● Given request
Gather each line of the records where "应用气象学" appears.

★ ★ ★

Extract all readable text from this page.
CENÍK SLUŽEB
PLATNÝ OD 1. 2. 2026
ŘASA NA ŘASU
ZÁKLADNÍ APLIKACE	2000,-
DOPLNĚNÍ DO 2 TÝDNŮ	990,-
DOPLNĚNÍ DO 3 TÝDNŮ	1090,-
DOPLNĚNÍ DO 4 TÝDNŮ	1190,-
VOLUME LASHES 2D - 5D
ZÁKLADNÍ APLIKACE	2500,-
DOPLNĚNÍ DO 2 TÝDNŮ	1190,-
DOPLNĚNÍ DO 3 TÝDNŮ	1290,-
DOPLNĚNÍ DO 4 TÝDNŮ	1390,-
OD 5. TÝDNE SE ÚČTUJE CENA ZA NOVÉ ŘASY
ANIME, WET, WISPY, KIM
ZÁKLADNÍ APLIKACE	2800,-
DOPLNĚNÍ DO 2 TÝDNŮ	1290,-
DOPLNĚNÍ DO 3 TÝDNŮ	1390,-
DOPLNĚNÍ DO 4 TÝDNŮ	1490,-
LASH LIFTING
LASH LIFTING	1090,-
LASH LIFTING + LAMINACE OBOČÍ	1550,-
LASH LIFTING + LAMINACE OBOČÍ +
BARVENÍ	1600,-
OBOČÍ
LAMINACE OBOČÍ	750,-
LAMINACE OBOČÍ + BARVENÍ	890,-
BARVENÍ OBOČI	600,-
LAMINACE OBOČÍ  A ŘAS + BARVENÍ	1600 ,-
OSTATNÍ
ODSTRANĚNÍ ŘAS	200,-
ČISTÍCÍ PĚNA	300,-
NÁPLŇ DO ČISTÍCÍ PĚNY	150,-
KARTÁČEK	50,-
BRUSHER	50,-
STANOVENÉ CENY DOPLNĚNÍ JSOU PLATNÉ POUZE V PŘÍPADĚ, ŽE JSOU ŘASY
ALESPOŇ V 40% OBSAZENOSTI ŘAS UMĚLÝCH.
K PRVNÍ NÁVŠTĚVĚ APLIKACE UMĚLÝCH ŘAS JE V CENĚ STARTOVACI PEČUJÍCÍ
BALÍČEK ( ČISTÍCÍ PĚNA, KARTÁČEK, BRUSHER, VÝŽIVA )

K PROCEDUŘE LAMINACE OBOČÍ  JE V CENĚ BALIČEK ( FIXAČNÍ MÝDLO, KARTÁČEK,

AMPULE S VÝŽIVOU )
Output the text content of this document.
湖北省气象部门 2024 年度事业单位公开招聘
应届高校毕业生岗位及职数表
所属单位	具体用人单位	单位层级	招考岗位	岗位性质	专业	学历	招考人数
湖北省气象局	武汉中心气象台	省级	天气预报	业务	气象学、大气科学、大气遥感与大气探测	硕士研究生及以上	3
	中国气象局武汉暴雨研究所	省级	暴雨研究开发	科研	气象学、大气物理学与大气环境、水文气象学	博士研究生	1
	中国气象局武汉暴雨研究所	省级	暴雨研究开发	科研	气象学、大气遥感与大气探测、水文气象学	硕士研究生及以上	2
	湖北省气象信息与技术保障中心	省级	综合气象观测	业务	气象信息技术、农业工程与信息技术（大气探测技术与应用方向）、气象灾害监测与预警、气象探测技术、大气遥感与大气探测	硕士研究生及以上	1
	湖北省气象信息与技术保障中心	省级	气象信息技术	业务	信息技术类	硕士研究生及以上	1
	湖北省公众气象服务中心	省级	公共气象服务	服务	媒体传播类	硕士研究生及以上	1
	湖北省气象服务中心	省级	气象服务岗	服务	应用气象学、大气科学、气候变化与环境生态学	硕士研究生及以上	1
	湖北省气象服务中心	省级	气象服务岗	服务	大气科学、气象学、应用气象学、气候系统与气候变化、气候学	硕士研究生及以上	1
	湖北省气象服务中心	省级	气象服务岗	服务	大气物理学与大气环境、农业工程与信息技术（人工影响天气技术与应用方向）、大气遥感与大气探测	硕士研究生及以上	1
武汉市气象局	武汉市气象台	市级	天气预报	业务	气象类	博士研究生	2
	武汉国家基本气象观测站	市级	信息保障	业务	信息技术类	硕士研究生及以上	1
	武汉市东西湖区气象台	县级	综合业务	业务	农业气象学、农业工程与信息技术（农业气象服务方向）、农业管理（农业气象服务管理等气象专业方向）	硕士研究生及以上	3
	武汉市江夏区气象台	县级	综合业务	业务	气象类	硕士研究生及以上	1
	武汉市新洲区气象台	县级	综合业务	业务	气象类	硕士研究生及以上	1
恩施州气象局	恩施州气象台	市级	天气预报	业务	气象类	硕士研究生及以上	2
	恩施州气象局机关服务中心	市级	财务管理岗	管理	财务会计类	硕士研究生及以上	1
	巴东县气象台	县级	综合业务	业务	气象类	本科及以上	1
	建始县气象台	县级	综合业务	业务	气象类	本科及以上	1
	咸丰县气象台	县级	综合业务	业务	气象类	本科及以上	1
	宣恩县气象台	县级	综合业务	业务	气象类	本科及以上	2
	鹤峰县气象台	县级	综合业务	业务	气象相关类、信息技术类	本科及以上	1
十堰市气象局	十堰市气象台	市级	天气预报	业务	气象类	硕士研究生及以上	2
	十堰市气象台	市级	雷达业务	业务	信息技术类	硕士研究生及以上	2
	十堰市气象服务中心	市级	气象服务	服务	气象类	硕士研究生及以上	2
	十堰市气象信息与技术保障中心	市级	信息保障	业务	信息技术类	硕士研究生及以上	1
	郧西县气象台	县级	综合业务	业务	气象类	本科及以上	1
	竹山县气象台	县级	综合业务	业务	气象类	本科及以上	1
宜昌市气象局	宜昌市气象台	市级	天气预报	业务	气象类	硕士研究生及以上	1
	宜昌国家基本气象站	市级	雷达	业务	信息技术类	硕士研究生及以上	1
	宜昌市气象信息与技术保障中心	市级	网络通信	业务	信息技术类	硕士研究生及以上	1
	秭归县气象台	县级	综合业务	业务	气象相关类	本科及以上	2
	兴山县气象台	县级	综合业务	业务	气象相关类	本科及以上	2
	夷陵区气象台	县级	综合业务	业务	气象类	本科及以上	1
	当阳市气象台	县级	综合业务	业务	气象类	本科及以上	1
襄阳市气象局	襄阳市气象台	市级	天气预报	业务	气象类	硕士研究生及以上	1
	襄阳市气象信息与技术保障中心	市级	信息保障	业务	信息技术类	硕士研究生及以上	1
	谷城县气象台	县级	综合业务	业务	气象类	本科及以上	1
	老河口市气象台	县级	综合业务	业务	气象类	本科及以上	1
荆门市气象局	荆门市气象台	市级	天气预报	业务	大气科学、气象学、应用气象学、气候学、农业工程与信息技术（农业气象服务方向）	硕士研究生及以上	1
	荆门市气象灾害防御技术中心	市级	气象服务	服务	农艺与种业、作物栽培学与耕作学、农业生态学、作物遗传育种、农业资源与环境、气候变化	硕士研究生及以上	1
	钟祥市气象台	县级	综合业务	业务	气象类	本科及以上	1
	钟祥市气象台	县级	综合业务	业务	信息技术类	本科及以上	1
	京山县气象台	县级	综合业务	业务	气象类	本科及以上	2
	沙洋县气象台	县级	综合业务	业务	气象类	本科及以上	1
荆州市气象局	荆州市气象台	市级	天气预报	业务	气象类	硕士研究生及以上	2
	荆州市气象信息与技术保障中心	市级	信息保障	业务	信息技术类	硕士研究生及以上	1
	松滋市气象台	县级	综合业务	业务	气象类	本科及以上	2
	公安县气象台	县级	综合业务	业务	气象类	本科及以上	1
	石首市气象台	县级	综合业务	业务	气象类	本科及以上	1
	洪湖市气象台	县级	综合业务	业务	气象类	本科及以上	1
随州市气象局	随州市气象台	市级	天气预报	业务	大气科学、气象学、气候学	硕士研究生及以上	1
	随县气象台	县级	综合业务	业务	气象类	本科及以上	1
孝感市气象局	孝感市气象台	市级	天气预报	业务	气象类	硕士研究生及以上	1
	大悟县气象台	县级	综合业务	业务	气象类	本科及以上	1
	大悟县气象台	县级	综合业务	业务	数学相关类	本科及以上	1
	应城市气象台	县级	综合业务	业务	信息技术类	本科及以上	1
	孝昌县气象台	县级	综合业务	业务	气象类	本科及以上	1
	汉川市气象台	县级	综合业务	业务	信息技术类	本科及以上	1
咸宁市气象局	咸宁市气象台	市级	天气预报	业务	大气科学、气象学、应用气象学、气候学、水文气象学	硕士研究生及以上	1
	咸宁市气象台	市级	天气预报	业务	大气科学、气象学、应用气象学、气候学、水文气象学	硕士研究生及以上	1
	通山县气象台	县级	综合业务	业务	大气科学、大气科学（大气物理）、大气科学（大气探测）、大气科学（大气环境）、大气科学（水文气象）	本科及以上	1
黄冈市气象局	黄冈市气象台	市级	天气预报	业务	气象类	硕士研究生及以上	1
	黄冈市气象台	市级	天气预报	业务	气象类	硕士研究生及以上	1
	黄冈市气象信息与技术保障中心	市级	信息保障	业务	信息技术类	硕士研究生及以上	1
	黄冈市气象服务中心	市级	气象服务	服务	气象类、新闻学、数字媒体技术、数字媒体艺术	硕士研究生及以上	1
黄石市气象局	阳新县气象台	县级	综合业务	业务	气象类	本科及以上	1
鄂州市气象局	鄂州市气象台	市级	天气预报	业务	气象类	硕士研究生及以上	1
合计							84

★ ★ ★

● Response to the exercise
	湖北省气象服务中心	省级	气象服务岗	服务	应用气象学、大气科学、气候变化与环境生态学	硕士研究生及以上	1
	湖北省气象服务中心	省级	气象服务岗	服务	大气科学、气象学、应用气象学、气候系统与气候变化、气候学	硕士研究生及以上	1
荆门市气象局	荆门市气象台	市级	天气预报	业务	大气科学、气象学、应用气象学、气候学、农业工程与信息技术（农业气象服务方向）	硕士研究生及以上	1
咸宁市气象局	咸宁市气象台	市级	天气预报	业务	大气科学、气象学、应用气象学、气候学、水文气象学	硕士研究生及以上	1
	咸宁市气象台	市级	天气预报	业务	大气科学、气象学、应用气象学、气候学、水文气象学	硕士研究生及以上	1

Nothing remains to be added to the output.